Instructions to follow: Write out every record in full, exactly as written, please.

Data provided:
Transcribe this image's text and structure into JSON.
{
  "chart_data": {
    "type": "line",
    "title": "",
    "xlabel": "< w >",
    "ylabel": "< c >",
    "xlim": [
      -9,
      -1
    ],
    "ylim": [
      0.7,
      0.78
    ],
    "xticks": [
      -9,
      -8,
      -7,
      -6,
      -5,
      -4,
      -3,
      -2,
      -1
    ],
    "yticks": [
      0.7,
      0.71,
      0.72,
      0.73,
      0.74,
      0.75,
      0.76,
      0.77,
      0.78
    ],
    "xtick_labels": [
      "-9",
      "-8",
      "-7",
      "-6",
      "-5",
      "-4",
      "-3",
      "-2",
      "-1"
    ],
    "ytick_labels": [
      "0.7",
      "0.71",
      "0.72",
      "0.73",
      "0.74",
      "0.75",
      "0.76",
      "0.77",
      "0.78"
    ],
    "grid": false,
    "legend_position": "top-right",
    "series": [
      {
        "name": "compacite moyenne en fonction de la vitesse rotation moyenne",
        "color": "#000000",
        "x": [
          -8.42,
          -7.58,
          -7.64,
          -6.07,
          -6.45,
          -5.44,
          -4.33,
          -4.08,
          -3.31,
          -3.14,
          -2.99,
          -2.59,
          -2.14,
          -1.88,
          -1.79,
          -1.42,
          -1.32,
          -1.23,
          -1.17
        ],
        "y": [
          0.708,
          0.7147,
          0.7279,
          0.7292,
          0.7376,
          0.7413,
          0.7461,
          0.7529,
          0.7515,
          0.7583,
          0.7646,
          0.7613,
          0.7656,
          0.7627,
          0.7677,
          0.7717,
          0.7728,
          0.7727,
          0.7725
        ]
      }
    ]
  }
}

Problem solution:
Transcribe this image's text and structure into JSON.
{
  "chart_data": {
    "type": "line",
    "title": "",
    "xlabel": "< w >",
    "ylabel": "< c >",
    "xlim": [
      -9,
      -1
    ],
    "ylim": [
      0.7,
      0.78
    ],
    "xticks": [
      -9,
      -8,
      -7,
      -6,
      -5,
      -4,
      -3,
      -2,
      -1
    ],
    "yticks": [
      0.7,
      0.71,
      0.72,
      0.73,
      0.74,
      0.75,
      0.76,
      0.77,
      0.78
    ],
    "xtick_labels": [
      "-9",
      "-8",
      "-7",
      "-6",
      "-5",
      "-4",
      "-3",
      "-2",
      "-1"
    ],
    "ytick_labels": [
      "0.7",
      "0.71",
      "0.72",
      "0.73",
      "0.74",
      "0.75",
      "0.76",
      "0.77",
      "0.78"
    ],
    "grid": false,
    "legend_position": "top-right",
    "series": [
      {
        "name": "compacite moyenne en fonction de la vitesse rotation moyenne",
        "color": "#000000",
        "x": [
          -8.42,
          -7.58,
          -7.64,
          -6.07,
          -6.45,
          -5.44,
          -4.33,
          -4.08,
          -3.31,
          -3.14,
          -2.99,
          -2.59,
          -2.14,
          -1.88,
          -1.79,
          -1.42,
          -1.32,
          -1.23,
          -1.17
        ],
        "y": [
          0.708,
          0.7147,
          0.7279,
          0.7292,
          0.7376,
          0.7413,
          0.7461,
          0.7529,
          0.7515,
          0.7583,
          0.7646,
          0.7613,
          0.7656,
          0.7627,
          0.7677,
          0.7717,
          0.7728,
          0.7727,
          0.7725
        ]
      }
    ]
  }
}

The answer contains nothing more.